__Directions for this task__
Work out how many lines of the listing hold "JSON", then state only that count.

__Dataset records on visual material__
━━━━━━━━━━

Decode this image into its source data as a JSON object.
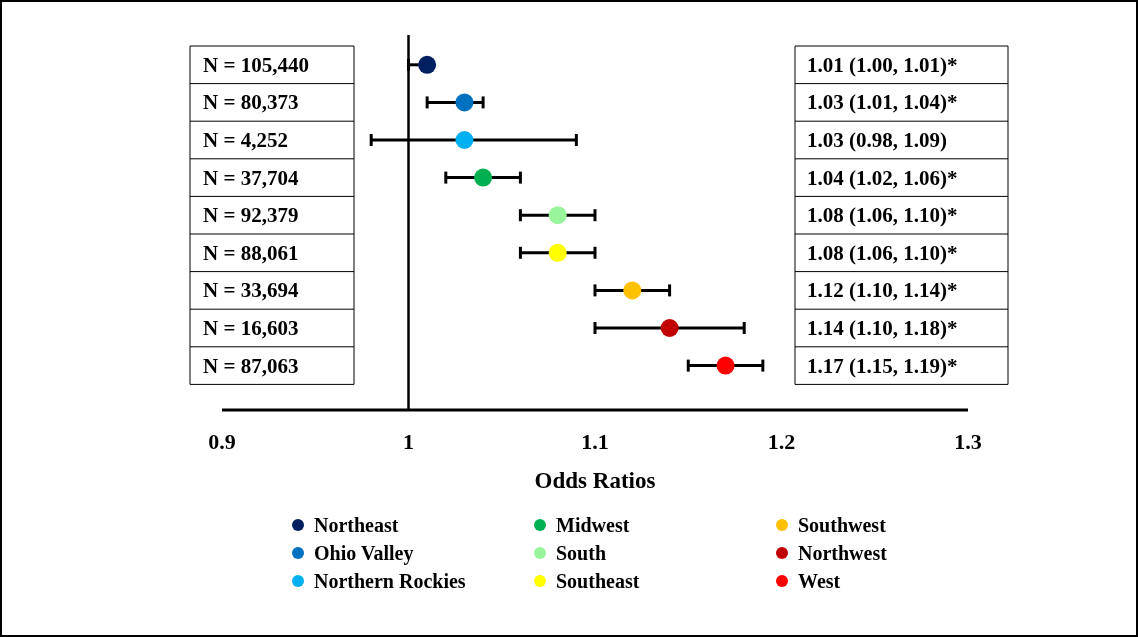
{
  "chart_data": {
    "type": "scatter",
    "orientation": "horizontal",
    "xlabel": "Odds Ratios",
    "categories": [
      "N = 105,440",
      "N = 80,373",
      "N = 4,252",
      "N = 37,704",
      "N = 92,379",
      "N = 88,061",
      "N = 33,694",
      "N = 16,603",
      "N = 87,063"
    ],
    "xlim": [
      0.9,
      1.3
    ],
    "xticks": [
      0.9,
      1,
      1.1,
      1.2,
      1.3
    ],
    "marker": "circle",
    "legend": "bottom",
    "ref_lines": [
      {
        "axis": "x",
        "value": 1
      }
    ],
    "annotations": [
      "1.01 (1.00, 1.01)*",
      "1.03 (1.01, 1.04)*",
      "1.03 (0.98, 1.09)",
      "1.04 (1.02, 1.06)*",
      "1.08 (1.06, 1.10)*",
      "1.08 (1.06, 1.10)*",
      "1.12 (1.10, 1.14)*",
      "1.14 (1.10, 1.18)*",
      "1.17 (1.15, 1.19)*"
    ],
    "series": [
      {
        "name": "Northeast",
        "color": "#002060",
        "values": [
          1.01,
          null,
          null,
          null,
          null,
          null,
          null,
          null,
          null
        ],
        "errors": [
          [
            1.0,
            1.01
          ],
          null,
          null,
          null,
          null,
          null,
          null,
          null,
          null
        ]
      },
      {
        "name": "Ohio Valley",
        "color": "#0070c0",
        "values": [
          null,
          1.03,
          null,
          null,
          null,
          null,
          null,
          null,
          null
        ],
        "errors": [
          null,
          [
            1.01,
            1.04
          ],
          null,
          null,
          null,
          null,
          null,
          null,
          null
        ]
      },
      {
        "name": "Northern Rockies",
        "color": "#00b0f0",
        "values": [
          null,
          null,
          1.03,
          null,
          null,
          null,
          null,
          null,
          null
        ],
        "errors": [
          null,
          null,
          [
            0.98,
            1.09
          ],
          null,
          null,
          null,
          null,
          null,
          null
        ]
      },
      {
        "name": "Midwest",
        "color": "#00b050",
        "values": [
          null,
          null,
          null,
          1.04,
          null,
          null,
          null,
          null,
          null
        ],
        "errors": [
          null,
          null,
          null,
          [
            1.02,
            1.06
          ],
          null,
          null,
          null,
          null,
          null
        ]
      },
      {
        "name": "South",
        "color": "#99f59b",
        "values": [
          null,
          null,
          null,
          null,
          1.08,
          null,
          null,
          null,
          null
        ],
        "errors": [
          null,
          null,
          null,
          null,
          [
            1.06,
            1.1
          ],
          null,
          null,
          null,
          null
        ]
      },
      {
        "name": "Southeast",
        "color": "#ffff00",
        "values": [
          null,
          null,
          null,
          null,
          null,
          1.08,
          null,
          null,
          null
        ],
        "errors": [
          null,
          null,
          null,
          null,
          null,
          [
            1.06,
            1.1
          ],
          null,
          null,
          null
        ]
      },
      {
        "name": "Southwest",
        "color": "#ffc000",
        "values": [
          null,
          null,
          null,
          null,
          null,
          null,
          1.12,
          null,
          null
        ],
        "errors": [
          null,
          null,
          null,
          null,
          null,
          null,
          [
            1.1,
            1.14
          ],
          null,
          null
        ]
      },
      {
        "name": "Northwest",
        "color": "#c00000",
        "values": [
          null,
          null,
          null,
          null,
          null,
          null,
          null,
          1.14,
          null
        ],
        "errors": [
          null,
          null,
          null,
          null,
          null,
          null,
          null,
          [
            1.1,
            1.18
          ],
          null
        ]
      },
      {
        "name": "West",
        "color": "#ff0000",
        "values": [
          null,
          null,
          null,
          null,
          null,
          null,
          null,
          null,
          1.17
        ],
        "errors": [
          null,
          null,
          null,
          null,
          null,
          null,
          null,
          null,
          [
            1.15,
            1.19
          ]
        ]
      }
    ]
  }
}
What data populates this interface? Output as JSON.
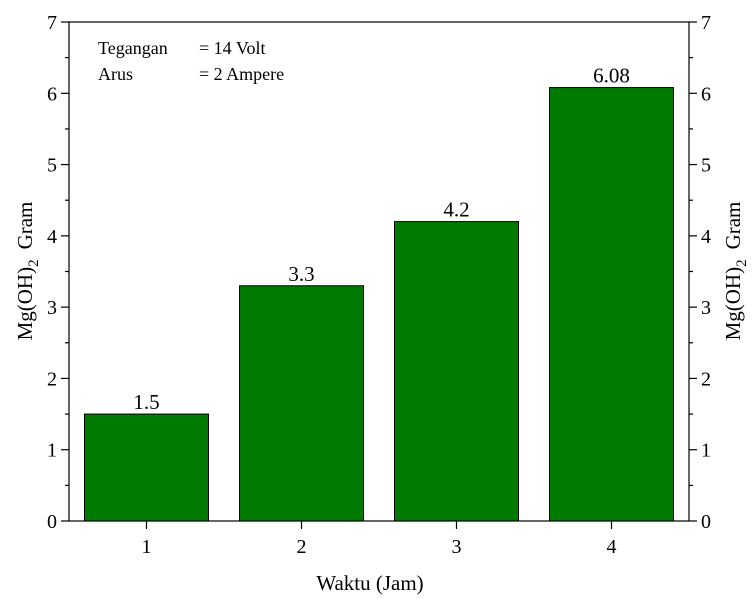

━━━━━━━━━━

__Finished answer__
2